§ **WHAT THE TASK REQUIRES**
Gather each line containing the string "laku" from these entries.

§ **DATASET EXTRACT**

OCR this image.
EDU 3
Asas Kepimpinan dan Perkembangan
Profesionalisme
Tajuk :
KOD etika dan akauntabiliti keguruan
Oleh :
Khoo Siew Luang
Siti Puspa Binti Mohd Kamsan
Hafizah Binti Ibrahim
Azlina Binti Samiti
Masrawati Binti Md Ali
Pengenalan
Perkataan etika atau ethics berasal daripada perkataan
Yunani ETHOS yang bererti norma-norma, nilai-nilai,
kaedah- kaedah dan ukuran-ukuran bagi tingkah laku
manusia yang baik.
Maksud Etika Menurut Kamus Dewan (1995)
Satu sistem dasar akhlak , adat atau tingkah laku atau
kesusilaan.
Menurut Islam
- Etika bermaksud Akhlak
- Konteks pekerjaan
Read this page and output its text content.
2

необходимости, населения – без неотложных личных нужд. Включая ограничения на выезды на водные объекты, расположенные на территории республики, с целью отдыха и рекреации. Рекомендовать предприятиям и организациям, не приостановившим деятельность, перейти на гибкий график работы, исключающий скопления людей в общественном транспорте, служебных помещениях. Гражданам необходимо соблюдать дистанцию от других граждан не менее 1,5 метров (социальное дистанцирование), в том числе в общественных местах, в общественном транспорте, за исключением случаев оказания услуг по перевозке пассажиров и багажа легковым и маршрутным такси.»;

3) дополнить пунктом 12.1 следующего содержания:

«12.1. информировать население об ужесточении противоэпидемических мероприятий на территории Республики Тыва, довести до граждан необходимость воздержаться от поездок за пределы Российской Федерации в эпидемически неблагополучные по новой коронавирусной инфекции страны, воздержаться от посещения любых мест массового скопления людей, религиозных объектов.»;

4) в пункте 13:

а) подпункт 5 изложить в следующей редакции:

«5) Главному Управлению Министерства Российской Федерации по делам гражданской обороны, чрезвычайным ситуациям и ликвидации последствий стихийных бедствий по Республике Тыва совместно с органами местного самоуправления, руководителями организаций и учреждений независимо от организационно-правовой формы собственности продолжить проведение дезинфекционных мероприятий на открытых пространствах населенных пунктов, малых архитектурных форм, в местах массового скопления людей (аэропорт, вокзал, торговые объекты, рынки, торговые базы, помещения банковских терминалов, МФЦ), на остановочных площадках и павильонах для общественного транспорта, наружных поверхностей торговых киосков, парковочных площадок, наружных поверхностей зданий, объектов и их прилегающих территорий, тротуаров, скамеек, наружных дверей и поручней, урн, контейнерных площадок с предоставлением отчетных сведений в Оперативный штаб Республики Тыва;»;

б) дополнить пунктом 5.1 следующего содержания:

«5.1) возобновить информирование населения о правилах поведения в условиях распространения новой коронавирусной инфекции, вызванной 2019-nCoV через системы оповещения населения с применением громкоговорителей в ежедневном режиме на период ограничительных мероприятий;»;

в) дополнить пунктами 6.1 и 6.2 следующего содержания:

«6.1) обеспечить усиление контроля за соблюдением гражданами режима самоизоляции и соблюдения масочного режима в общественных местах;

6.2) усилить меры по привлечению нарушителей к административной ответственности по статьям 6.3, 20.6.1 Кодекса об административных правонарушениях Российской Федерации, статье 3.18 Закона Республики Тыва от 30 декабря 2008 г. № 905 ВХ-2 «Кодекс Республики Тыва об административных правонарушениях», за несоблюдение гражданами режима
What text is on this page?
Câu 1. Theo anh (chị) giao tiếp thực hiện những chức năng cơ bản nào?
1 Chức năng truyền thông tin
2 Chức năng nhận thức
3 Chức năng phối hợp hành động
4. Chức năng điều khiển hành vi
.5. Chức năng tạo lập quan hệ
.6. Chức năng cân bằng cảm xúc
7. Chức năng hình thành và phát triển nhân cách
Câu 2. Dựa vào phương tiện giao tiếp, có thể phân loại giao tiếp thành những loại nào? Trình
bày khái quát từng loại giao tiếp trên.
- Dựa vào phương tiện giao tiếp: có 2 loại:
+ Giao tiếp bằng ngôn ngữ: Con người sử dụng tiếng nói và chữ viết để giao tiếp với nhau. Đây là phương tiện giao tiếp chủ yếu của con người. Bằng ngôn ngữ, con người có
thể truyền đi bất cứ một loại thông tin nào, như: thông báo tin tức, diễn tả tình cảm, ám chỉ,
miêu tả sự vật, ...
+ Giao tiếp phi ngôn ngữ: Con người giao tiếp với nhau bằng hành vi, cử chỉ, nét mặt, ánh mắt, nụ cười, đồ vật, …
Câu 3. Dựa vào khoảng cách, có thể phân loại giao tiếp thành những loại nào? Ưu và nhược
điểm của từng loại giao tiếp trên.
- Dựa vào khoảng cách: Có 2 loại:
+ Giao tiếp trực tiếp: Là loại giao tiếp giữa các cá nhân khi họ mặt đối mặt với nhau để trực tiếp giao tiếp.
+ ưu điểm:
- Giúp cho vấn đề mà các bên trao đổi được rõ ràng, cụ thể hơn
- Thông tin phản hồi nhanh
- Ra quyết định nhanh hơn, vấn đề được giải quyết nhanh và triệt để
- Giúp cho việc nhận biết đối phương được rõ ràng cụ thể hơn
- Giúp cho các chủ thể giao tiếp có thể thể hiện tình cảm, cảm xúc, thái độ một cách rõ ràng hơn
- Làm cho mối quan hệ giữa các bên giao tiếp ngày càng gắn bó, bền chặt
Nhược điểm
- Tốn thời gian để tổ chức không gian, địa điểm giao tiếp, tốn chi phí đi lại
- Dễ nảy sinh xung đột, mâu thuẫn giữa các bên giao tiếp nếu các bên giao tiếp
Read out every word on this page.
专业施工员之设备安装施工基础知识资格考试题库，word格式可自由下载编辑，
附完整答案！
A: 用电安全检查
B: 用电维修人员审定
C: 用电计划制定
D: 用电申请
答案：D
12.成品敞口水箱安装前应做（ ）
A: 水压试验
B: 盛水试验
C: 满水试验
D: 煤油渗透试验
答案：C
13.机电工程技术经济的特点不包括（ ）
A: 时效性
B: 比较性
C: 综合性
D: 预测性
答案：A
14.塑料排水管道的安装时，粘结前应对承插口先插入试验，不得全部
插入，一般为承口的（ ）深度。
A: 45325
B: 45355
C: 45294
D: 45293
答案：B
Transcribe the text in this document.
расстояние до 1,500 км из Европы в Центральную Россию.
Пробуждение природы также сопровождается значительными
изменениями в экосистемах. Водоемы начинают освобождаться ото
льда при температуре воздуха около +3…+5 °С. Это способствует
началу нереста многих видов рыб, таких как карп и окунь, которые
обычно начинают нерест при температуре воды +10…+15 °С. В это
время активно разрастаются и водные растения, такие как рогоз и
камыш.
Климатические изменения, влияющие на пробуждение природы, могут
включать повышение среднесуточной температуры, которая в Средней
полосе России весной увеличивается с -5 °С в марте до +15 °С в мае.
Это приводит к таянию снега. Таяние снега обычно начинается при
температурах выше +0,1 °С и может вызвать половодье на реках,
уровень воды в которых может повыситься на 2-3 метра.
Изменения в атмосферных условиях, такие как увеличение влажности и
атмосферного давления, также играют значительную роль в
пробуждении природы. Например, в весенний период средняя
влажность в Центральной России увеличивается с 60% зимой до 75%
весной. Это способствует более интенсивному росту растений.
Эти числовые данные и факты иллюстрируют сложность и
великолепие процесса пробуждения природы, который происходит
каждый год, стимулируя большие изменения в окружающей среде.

§ **EXERCISE RESPONSE**
kaedah- kaedah dan ukuran-ukuran bagi tingkah laku
Satu sistem dasar akhlak , adat atau tingkah laku atau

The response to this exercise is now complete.